[START Provided entries]

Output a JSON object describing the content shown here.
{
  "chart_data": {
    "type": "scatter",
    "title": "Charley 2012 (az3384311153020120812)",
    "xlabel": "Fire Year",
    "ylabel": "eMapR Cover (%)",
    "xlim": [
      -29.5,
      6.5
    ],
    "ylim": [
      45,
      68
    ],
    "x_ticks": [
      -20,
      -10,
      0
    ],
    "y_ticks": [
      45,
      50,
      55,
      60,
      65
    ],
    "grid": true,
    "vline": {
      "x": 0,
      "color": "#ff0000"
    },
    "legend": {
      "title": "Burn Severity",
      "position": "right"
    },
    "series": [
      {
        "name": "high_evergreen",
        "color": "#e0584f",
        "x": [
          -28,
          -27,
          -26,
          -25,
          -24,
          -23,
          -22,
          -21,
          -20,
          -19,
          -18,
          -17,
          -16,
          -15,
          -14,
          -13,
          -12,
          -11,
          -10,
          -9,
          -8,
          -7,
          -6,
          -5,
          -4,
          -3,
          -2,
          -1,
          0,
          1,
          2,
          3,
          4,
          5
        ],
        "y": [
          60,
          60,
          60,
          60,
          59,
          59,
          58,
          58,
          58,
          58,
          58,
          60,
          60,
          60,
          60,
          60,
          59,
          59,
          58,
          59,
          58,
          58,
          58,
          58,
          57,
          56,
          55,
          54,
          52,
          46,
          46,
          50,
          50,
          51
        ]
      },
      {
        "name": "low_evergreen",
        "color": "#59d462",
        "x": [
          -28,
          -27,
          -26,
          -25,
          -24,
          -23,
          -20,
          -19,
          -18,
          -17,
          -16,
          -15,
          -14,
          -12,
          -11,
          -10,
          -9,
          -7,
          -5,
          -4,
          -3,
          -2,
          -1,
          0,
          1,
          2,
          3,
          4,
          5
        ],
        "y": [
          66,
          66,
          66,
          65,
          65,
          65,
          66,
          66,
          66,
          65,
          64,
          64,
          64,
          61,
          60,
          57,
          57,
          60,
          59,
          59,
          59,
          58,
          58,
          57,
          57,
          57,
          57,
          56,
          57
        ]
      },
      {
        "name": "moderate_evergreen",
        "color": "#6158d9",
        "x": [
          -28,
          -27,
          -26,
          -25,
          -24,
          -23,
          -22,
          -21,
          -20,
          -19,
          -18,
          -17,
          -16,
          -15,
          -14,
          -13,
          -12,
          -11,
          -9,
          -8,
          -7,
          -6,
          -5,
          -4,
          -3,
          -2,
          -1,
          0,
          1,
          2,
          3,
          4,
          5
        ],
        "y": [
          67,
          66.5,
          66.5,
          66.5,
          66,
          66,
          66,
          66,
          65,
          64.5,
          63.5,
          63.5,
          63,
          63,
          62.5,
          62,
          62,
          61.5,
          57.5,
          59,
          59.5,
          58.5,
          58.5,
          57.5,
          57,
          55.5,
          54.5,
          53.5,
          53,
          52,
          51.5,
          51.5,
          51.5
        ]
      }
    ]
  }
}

[END Provided entries]
[START Provided entries]

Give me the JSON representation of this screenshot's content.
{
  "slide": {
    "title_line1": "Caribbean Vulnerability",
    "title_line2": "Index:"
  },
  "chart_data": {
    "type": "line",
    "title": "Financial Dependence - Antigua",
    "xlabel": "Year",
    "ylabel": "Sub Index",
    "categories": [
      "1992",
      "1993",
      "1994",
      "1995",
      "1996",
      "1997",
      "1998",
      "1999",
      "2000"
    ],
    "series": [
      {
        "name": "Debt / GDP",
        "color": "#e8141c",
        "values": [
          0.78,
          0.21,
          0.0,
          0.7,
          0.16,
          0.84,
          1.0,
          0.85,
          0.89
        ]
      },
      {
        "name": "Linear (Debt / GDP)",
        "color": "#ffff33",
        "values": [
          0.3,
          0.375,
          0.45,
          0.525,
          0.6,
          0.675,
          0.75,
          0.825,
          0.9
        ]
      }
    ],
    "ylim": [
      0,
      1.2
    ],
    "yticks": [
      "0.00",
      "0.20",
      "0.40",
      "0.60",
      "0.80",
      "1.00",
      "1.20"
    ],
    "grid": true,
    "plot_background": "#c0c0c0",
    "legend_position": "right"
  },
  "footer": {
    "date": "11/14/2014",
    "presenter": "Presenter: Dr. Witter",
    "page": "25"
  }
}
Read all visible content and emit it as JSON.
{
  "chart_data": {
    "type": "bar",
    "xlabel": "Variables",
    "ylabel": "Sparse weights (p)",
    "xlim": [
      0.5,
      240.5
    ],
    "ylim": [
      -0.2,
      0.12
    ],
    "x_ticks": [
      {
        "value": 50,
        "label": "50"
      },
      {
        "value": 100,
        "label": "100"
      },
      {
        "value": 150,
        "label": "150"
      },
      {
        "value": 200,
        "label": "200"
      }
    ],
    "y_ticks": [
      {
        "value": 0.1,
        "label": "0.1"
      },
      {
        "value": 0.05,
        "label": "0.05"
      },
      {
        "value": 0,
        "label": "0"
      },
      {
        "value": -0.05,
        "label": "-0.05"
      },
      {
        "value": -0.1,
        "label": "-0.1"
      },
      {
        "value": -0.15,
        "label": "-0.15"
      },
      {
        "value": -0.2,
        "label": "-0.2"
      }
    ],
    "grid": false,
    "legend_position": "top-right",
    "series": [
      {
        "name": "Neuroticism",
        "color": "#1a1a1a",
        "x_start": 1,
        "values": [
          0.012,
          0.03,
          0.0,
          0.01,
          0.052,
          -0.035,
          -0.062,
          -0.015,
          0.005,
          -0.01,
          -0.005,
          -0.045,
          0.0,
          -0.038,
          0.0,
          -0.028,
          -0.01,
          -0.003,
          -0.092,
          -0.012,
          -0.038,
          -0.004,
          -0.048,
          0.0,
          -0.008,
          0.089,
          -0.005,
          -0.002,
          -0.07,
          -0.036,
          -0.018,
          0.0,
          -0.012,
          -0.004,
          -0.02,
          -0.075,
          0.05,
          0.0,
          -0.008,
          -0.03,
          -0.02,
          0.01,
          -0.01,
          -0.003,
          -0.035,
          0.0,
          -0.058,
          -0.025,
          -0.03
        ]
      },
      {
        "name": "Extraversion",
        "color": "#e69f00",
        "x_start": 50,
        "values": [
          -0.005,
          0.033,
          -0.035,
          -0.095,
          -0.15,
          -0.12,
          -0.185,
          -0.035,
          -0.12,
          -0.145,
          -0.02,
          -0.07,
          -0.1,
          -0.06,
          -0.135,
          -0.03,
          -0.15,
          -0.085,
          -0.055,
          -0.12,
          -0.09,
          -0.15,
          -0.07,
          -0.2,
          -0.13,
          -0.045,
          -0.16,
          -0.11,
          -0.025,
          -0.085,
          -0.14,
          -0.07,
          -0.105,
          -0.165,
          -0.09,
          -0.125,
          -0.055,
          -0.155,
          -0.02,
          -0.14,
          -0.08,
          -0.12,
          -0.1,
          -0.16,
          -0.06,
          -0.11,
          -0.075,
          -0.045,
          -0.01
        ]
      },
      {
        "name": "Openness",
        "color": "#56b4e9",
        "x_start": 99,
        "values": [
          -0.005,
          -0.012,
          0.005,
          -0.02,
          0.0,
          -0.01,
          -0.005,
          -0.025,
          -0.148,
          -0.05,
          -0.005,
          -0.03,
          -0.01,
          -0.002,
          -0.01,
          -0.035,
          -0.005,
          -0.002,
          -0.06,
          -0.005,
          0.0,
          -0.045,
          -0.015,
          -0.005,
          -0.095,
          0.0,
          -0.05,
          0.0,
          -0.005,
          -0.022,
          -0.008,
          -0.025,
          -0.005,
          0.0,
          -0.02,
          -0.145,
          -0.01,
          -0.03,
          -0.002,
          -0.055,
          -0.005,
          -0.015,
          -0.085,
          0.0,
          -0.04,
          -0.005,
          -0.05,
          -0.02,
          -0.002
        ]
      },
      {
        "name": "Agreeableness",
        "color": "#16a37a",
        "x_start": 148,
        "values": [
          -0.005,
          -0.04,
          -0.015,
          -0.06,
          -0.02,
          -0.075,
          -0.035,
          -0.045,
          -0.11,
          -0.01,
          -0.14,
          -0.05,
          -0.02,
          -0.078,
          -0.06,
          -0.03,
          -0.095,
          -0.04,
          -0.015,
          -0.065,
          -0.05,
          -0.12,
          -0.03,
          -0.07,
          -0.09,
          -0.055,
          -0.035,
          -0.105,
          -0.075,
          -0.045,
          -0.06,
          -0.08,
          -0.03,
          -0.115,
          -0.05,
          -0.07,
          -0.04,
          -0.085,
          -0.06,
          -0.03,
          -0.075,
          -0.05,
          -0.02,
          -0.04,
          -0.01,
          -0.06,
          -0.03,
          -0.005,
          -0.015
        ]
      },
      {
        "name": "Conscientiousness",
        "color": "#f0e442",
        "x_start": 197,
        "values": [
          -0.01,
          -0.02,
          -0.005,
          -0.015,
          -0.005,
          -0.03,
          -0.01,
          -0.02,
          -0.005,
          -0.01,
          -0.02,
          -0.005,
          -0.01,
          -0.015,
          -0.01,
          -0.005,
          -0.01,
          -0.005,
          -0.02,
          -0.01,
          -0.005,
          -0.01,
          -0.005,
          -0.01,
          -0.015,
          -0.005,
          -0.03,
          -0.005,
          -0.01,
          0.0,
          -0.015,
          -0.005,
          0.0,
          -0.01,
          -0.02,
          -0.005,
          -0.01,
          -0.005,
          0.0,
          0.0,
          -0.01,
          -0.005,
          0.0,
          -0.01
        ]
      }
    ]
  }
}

[END Provided entries]
[START Provided entries]

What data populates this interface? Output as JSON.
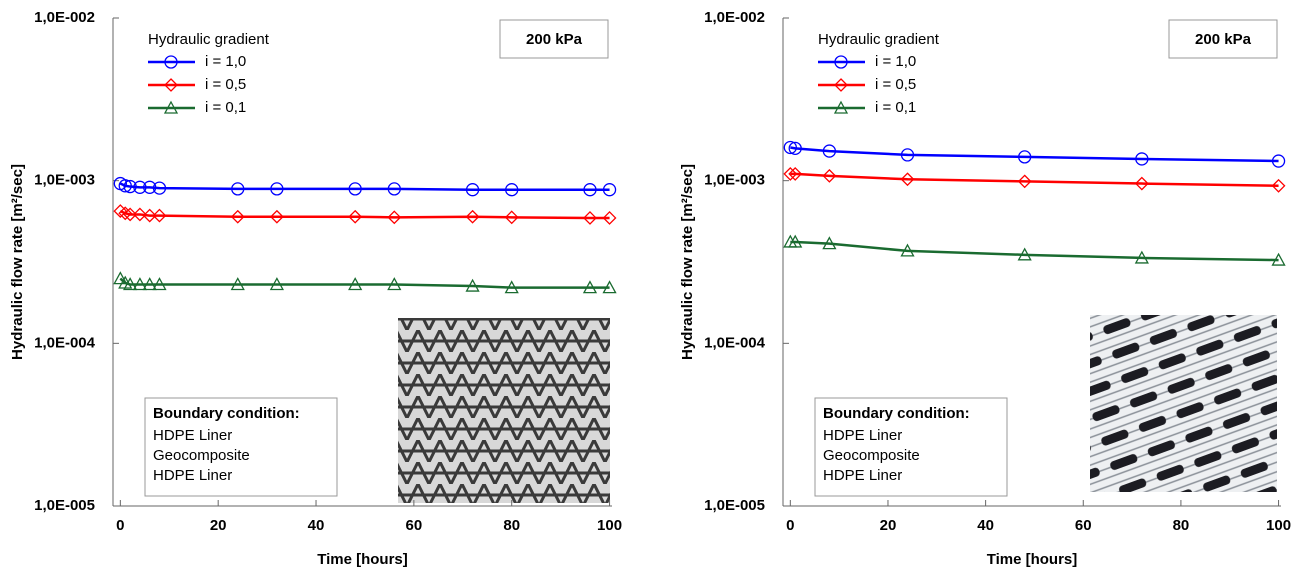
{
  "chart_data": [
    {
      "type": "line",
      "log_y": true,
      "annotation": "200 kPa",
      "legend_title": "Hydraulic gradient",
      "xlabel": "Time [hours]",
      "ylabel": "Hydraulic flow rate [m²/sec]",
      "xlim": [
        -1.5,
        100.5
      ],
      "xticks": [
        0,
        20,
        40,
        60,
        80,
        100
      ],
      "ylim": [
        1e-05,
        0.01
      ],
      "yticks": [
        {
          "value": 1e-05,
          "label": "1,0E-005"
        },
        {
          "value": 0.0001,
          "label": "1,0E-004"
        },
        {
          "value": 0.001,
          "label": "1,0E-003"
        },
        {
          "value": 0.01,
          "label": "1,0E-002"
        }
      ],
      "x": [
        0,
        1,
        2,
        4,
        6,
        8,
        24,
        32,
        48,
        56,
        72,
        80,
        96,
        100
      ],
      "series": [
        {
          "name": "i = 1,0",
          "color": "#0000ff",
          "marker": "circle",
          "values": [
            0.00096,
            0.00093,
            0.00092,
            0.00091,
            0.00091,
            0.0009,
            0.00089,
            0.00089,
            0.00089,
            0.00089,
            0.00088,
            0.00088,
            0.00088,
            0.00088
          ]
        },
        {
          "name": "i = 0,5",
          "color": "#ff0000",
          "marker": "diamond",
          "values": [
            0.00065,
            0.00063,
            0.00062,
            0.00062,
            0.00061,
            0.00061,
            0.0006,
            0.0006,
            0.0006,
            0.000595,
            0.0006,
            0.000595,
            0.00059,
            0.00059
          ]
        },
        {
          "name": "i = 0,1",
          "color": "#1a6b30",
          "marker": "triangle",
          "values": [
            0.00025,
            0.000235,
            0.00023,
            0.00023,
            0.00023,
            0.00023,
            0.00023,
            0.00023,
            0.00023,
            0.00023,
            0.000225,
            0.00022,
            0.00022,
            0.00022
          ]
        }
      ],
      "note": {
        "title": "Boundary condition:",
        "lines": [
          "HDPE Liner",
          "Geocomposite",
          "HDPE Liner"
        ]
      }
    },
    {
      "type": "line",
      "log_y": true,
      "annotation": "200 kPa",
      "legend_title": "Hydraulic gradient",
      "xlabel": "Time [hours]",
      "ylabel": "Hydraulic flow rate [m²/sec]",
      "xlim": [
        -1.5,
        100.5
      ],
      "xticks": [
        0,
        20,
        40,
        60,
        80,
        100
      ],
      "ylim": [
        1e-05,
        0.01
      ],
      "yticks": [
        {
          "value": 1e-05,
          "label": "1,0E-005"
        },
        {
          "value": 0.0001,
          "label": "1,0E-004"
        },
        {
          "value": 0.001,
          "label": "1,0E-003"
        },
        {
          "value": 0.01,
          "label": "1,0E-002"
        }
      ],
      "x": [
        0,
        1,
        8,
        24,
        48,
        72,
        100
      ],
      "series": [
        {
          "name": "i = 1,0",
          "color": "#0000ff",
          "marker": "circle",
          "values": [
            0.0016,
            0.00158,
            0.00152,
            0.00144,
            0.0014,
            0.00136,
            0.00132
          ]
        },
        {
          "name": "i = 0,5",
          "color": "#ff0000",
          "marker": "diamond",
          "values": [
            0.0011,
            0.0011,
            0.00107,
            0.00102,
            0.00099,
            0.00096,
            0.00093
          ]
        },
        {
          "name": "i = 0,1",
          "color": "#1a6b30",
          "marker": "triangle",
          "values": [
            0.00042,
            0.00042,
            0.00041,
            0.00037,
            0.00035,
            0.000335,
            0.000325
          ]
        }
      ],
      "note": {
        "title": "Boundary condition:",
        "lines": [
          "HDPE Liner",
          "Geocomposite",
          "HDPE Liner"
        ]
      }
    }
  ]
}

[END Provided entries]

## [Goal]
Scan the entries above for the word "xlabel" and collect each line holding it.

## [Solved problem]
    "xlabel": "Fire Year",
    "xlabel": "Year",
    "xlabel": "Variables",
      "xlabel": "Time [hours]",
      "xlabel": "Time [hours]",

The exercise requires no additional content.